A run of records
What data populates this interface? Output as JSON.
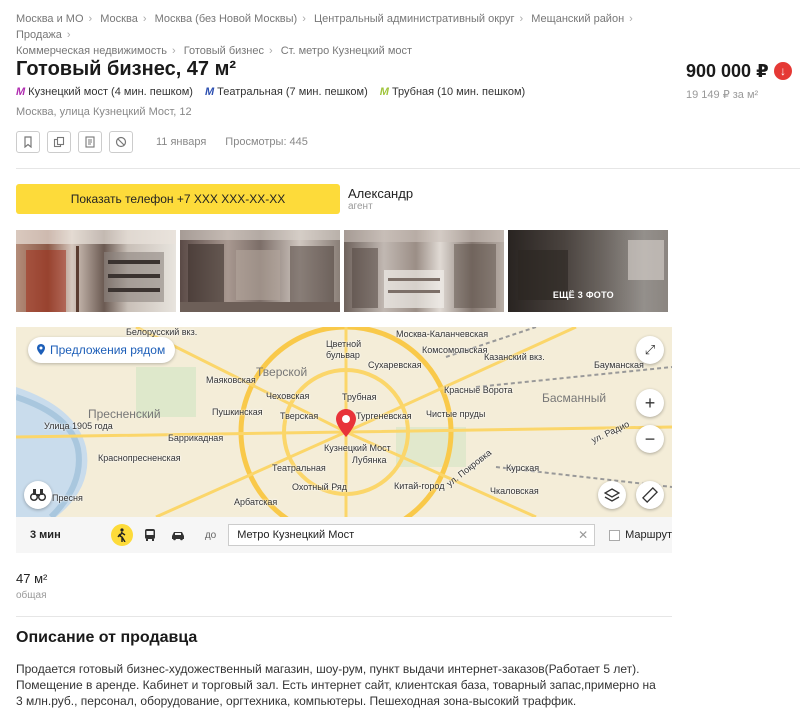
{
  "breadcrumbs": [
    "Москва и МО",
    "Москва",
    "Москва (без Новой Москвы)",
    "Центральный административный округ",
    "Мещанский район",
    "Продажа",
    "Коммерческая недвижимость",
    "Готовый бизнес",
    "Ст. метро Кузнецкий мост"
  ],
  "title": "Готовый бизнес, 47 м²",
  "metro": [
    {
      "name": "Кузнецкий мост (4 мин. пешком)",
      "color": "#b02cb0"
    },
    {
      "name": "Театральная (7 мин. пешком)",
      "color": "#2c4fb0"
    },
    {
      "name": "Трубная (10 мин. пешком)",
      "color": "#9fc43a"
    }
  ],
  "metro_logo": "M",
  "address": "Москва, улица Кузнецкий Мост, 12",
  "price": "900 000 ₽",
  "price_per_m2": "19 149 ₽ за м²",
  "price_trend_icon": "↓",
  "meta": {
    "date": "11 января",
    "views": "Просмотры: 445"
  },
  "contact": {
    "phone_button": "Показать телефон +7 XXX XXX-XX-XX",
    "name": "Александр",
    "role": "агент"
  },
  "photos": {
    "more_label": "ЕЩЁ 3 ФОТО"
  },
  "map": {
    "nearby_button": "Предложения рядом",
    "labels": [
      "Белорусский вкз.",
      "Цветной бульвар",
      "Москва-Каланчевская",
      "Комсомольская",
      "Казанский вкз.",
      "Сухаревская",
      "Бауманская",
      "Тверской",
      "Маяковская",
      "Красные Ворота",
      "Пресненский",
      "Чеховская",
      "Трубная",
      "Басманный",
      "Пушкинская",
      "Тверская",
      "Тургеневская",
      "Чистые пруды",
      "Улица 1905 года",
      "Баррикадная",
      "Кузнецкий Мост",
      "Краснопресненская",
      "Лубянка",
      "Курская",
      "Театральная",
      "Охотный Ряд",
      "Китай-город",
      "Чкаловская",
      "Арбатская",
      "Пресня",
      "ул. Покровка",
      "ул. Радио"
    ]
  },
  "route": {
    "time": "3 мин",
    "to_label": "до",
    "destination": "Метро Кузнецкий Мост",
    "checkbox_label": "Маршрут"
  },
  "area": {
    "value": "47 м²",
    "label": "общая"
  },
  "description": {
    "heading": "Описание от продавца",
    "text": "Продается готовый бизнес-художественный магазин, шоу-рум, пункт выдачи интернет-заказов(Работает 5 лет). Помещение в аренде. Кабинет и торговый зал. Есть интернет сайт, клиентская база, товарный запас,примерно на 3 млн.руб., персонал, оборудование, оргтехника, компьютеры. Пешеходная зона-высокий траффик."
  },
  "icons": [
    "bookmark-icon",
    "copy-icon",
    "document-icon",
    "block-icon",
    "map-pin-icon",
    "expand-icon",
    "zoom-in-icon",
    "zoom-out-icon",
    "binoculars-icon",
    "layers-icon",
    "ruler-icon",
    "walk-icon",
    "bus-icon",
    "car-icon"
  ]
}
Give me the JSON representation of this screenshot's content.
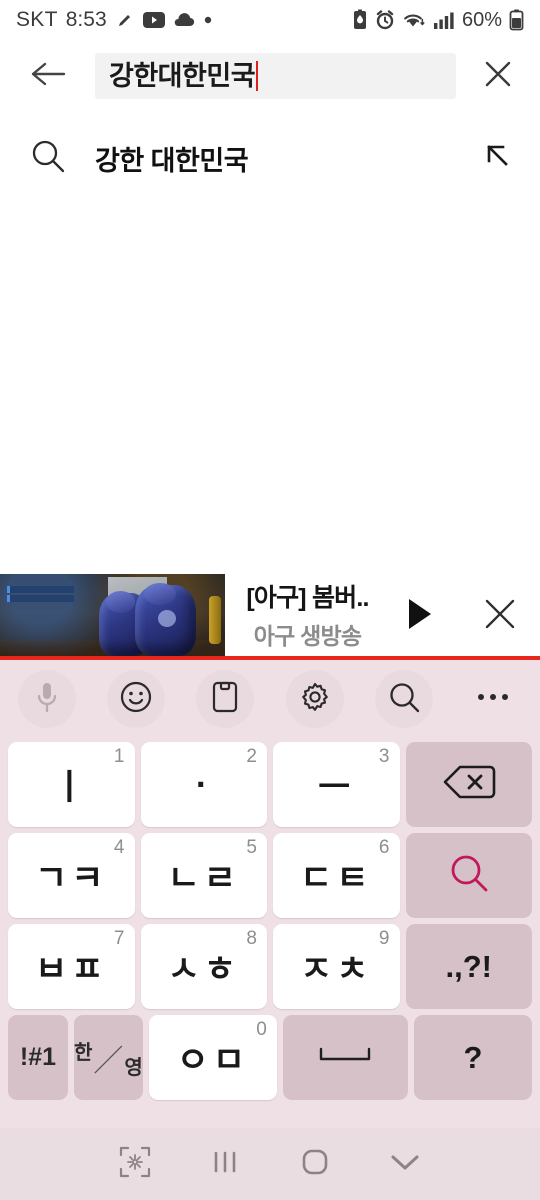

> _EXERCISE_: Tally the lines of the listing that include "JSON". Reply with nothing but the count.

> _REPLY_: 2